>>>

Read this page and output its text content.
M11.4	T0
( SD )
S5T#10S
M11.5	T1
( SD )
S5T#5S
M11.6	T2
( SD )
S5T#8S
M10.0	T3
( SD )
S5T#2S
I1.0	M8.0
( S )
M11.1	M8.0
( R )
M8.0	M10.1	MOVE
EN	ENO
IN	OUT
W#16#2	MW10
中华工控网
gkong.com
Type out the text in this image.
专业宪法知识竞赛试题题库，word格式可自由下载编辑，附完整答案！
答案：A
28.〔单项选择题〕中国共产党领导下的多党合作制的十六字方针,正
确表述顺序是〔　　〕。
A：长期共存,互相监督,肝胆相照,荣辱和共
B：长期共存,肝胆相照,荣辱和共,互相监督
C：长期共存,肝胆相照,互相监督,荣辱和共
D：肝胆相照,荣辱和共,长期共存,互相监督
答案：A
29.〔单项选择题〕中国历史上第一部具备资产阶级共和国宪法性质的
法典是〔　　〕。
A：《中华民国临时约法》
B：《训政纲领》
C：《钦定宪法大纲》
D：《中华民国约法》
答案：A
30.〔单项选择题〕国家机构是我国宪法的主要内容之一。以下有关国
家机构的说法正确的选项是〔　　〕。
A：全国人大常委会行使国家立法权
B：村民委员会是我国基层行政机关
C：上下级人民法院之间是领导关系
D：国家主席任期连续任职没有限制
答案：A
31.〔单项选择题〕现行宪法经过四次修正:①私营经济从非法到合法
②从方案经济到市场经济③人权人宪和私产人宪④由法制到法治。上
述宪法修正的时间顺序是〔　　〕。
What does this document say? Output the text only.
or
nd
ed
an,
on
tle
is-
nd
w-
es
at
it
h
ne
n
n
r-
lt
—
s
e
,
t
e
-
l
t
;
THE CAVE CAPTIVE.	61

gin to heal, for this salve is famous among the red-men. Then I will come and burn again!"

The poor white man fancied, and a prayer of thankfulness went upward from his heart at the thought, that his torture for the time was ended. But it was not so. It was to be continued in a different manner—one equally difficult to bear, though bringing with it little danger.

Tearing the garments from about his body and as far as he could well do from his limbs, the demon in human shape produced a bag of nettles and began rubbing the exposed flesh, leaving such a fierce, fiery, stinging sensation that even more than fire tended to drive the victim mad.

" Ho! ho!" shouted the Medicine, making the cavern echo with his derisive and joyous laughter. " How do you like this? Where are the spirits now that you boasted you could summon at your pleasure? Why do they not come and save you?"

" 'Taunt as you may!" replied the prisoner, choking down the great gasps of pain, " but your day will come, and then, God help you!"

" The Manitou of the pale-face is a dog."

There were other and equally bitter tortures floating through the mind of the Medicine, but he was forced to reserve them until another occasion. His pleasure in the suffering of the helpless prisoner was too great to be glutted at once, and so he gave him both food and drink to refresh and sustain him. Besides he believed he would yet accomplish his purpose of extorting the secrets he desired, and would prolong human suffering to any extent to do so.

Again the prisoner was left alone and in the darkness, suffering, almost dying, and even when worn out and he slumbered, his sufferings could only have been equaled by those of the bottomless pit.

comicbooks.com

<<<

Challenge | Write out the listing once more, matching it exactly.

The solution |
Read this page and output its text content.
M11.4	T0
( SD )
S5T#10S
M11.5	T1
( SD )
S5T#5S
M11.6	T2
( SD )
S5T#8S
M10.0	T3
( SD )
S5T#2S
I1.0	M8.0
( S )
M11.1	M8.0
( R )
M8.0	M10.1	MOVE
EN	ENO
IN	OUT
W#16#2	MW10
中华工控网
gkong.com
Type out the text in this image.
专业宪法知识竞赛试题题库，word格式可自由下载编辑，附完整答案！
答案：A
28.〔单项选择题〕中国共产党领导下的多党合作制的十六字方针,正
确表述顺序是〔　　〕。
A：长期共存,互相监督,肝胆相照,荣辱和共
B：长期共存,肝胆相照,荣辱和共,互相监督
C：长期共存,肝胆相照,互相监督,荣辱和共
D：肝胆相照,荣辱和共,长期共存,互相监督
答案：A
29.〔单项选择题〕中国历史上第一部具备资产阶级共和国宪法性质的
法典是〔　　〕。
A：《中华民国临时约法》
B：《训政纲领》
C：《钦定宪法大纲》
D：《中华民国约法》
答案：A
30.〔单项选择题〕国家机构是我国宪法的主要内容之一。以下有关国
家机构的说法正确的选项是〔　　〕。
A：全国人大常委会行使国家立法权
B：村民委员会是我国基层行政机关
C：上下级人民法院之间是领导关系
D：国家主席任期连续任职没有限制
答案：A
31.〔单项选择题〕现行宪法经过四次修正:①私营经济从非法到合法
②从方案经济到市场经济③人权人宪和私产人宪④由法制到法治。上
述宪法修正的时间顺序是〔　　〕。
What does this document say? Output the text only.
or
nd
ed
an,
on
tle
is-
nd
w-
es
at
it
h
ne
n
n
r-
lt
—
s
e
,
t
e
-
l
t
;
THE CAVE CAPTIVE.	61

gin to heal, for this salve is famous among the red-men. Then I will come and burn again!"

The poor white man fancied, and a prayer of thankfulness went upward from his heart at the thought, that his torture for the time was ended. But it was not so. It was to be continued in a different manner—one equally difficult to bear, though bringing with it little danger.

Tearing the garments from about his body and as far as he could well do from his limbs, the demon in human shape produced a bag of nettles and began rubbing the exposed flesh, leaving such a fierce, fiery, stinging sensation that even more than fire tended to drive the victim mad.

" Ho! ho!" shouted the Medicine, making the cavern echo with his derisive and joyous laughter. " How do you like this? Where are the spirits now that you boasted you could summon at your pleasure? Why do they not come and save you?"

" 'Taunt as you may!" replied the prisoner, choking down the great gasps of pain, " but your day will come, and then, God help you!"

" The Manitou of the pale-face is a dog."

There were other and equally bitter tortures floating through the mind of the Medicine, but he was forced to reserve them until another occasion. His pleasure in the suffering of the helpless prisoner was too great to be glutted at once, and so he gave him both food and drink to refresh and sustain him. Besides he believed he would yet accomplish his purpose of extorting the secrets he desired, and would prolong human suffering to any extent to do so.

Again the prisoner was left alone and in the darkness, suffering, almost dying, and even when worn out and he slumbered, his sufferings could only have been equaled by those of the bottomless pit.

comicbooks.com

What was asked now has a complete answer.